What is expected: What lines of the data hold the string "للإمام"? Pull each one out.

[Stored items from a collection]
# # # # #
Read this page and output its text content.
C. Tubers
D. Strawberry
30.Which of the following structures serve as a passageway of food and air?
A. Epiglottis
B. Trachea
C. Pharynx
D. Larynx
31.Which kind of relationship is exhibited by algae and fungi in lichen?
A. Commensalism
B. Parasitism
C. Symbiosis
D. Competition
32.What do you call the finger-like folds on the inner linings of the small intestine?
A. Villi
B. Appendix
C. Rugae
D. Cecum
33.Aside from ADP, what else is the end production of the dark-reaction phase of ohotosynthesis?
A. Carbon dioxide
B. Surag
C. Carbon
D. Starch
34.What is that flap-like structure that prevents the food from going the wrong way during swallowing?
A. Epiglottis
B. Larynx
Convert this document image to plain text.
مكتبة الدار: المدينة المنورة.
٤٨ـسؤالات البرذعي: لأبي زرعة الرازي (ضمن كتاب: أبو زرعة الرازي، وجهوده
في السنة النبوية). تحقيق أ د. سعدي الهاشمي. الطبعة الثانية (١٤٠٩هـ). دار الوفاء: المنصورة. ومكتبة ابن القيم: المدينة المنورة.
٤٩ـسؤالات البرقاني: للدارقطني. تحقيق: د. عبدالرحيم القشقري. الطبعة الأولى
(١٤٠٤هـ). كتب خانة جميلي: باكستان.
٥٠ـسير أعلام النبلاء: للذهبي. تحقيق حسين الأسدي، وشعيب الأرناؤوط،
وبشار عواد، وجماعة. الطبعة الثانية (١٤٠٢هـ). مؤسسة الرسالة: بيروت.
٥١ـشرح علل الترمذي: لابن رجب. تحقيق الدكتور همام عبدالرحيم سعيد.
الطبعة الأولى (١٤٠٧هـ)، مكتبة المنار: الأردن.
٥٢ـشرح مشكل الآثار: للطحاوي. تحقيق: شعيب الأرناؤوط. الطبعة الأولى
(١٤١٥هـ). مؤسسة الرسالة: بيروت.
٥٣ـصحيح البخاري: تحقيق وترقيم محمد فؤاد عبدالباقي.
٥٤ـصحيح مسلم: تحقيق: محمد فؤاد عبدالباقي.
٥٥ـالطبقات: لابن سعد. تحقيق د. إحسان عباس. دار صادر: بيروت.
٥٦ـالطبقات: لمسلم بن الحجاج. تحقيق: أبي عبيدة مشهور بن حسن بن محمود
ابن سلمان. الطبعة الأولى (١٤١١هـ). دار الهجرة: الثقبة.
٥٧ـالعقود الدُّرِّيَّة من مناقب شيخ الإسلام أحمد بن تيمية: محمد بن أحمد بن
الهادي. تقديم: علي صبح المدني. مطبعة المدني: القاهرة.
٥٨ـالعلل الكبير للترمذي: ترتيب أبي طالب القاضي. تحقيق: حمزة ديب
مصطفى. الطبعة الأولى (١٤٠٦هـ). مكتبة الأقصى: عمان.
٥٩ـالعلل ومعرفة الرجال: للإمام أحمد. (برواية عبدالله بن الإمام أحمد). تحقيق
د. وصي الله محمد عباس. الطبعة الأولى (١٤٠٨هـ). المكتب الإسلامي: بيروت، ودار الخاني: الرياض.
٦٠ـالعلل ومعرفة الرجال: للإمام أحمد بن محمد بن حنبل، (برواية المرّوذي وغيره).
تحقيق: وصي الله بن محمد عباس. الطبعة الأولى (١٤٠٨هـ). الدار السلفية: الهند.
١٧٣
# # # # #
Exercise response:
٥٩ـالعلل ومعرفة الرجال: للإمام أحمد. (برواية عبدالله بن الإمام أحمد). تحقيق
٦٠ـالعلل ومعرفة الرجال: للإمام أحمد بن محمد بن حنبل، (برواية المرّوذي وغيره).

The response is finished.